** START OF Excerpted records **

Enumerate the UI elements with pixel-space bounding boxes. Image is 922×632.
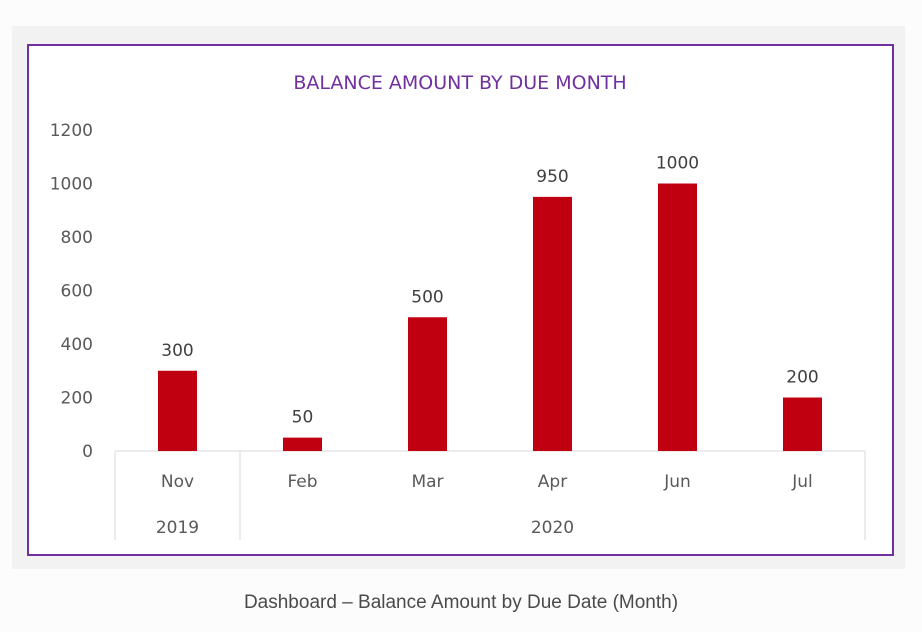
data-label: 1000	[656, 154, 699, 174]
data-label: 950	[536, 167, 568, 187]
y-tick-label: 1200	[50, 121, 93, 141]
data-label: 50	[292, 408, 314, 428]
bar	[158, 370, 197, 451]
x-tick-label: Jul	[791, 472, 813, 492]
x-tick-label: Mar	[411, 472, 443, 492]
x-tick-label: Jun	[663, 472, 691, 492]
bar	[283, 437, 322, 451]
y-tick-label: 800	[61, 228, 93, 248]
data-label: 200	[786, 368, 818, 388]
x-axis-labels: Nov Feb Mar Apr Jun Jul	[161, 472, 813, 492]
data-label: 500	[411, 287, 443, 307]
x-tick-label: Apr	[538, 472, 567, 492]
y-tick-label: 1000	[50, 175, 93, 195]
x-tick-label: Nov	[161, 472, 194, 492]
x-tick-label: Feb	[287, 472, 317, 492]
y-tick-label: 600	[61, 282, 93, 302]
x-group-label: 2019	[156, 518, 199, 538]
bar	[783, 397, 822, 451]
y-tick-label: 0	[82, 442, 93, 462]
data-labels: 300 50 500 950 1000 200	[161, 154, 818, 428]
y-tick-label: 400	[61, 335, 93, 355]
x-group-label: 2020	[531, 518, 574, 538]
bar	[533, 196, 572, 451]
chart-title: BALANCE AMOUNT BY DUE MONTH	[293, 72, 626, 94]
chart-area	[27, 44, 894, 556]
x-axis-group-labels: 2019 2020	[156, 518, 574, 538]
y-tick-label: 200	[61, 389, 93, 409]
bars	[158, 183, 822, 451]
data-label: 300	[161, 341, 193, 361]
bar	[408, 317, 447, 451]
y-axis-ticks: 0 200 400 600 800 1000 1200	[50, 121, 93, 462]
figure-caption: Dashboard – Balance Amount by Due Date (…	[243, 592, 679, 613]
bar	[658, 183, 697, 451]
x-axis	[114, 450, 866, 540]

** END OF Excerpted records **
** START OF Excerpted records **

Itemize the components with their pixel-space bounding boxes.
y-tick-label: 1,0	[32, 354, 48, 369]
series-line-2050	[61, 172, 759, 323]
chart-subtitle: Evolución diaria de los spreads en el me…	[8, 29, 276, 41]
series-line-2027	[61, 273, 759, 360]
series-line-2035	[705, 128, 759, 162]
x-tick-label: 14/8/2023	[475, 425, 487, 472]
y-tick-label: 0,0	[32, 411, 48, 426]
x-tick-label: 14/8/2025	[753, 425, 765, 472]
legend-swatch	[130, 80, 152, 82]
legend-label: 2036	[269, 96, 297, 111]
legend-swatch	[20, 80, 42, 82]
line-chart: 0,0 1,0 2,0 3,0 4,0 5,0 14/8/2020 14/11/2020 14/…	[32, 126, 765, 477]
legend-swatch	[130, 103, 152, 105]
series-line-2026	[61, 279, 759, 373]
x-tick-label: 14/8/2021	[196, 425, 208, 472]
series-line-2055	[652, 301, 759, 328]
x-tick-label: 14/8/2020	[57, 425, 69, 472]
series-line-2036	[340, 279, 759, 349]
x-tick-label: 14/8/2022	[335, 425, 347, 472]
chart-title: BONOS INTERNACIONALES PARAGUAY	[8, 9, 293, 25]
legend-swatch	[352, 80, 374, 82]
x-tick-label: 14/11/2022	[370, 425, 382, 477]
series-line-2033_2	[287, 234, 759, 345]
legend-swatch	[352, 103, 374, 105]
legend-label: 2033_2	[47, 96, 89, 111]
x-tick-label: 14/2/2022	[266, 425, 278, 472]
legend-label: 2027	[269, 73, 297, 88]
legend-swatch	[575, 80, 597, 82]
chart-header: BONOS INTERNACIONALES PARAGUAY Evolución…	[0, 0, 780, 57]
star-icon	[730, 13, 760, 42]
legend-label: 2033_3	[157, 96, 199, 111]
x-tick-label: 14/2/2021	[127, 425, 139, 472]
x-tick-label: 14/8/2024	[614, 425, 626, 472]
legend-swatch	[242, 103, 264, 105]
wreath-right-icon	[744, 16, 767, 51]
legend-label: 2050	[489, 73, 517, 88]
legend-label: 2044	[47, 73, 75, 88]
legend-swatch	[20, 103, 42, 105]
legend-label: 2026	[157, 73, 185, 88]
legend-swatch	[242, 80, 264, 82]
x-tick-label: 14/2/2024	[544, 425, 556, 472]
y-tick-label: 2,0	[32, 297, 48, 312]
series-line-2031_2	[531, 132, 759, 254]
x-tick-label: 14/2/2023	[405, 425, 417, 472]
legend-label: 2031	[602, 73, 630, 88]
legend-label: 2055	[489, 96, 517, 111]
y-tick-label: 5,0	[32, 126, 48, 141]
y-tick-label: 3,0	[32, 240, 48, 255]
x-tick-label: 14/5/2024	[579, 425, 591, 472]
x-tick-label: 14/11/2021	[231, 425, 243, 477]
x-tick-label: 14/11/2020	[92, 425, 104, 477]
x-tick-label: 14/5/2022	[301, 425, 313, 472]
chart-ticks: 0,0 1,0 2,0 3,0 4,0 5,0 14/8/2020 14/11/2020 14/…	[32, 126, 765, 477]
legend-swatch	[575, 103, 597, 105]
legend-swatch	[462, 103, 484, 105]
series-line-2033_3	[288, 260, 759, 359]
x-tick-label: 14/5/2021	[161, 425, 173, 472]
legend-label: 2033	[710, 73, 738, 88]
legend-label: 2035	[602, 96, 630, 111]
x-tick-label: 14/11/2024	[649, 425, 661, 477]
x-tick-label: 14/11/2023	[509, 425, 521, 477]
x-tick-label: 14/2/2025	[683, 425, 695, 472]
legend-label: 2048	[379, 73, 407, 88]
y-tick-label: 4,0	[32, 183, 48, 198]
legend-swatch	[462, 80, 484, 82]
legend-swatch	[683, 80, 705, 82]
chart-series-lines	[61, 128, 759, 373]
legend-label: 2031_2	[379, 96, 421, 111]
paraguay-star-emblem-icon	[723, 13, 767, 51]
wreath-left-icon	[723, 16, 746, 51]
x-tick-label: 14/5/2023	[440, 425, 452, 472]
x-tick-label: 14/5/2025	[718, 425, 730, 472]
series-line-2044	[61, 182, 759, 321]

** END OF Excerpted records **

Short task -
Reproduce the lines of the records from the one containing "Itemize the components" through the one containing "411, 48, 426]", inclusive, swapping "y-tick-label" for "y-axis-label" and leaving all else unchanged.

Correct output -
Itemize the components with their pixel-space bounding boxes.
y-axis-label: 1,0	[32, 354, 48, 369]
series-line-2050	[61, 172, 759, 323]
chart-subtitle: Evolución diaria de los spreads en el me…	[8, 29, 276, 41]
series-line-2027	[61, 273, 759, 360]
series-line-2035	[705, 128, 759, 162]
x-tick-label: 14/8/2023	[475, 425, 487, 472]
y-axis-label: 0,0	[32, 411, 48, 426]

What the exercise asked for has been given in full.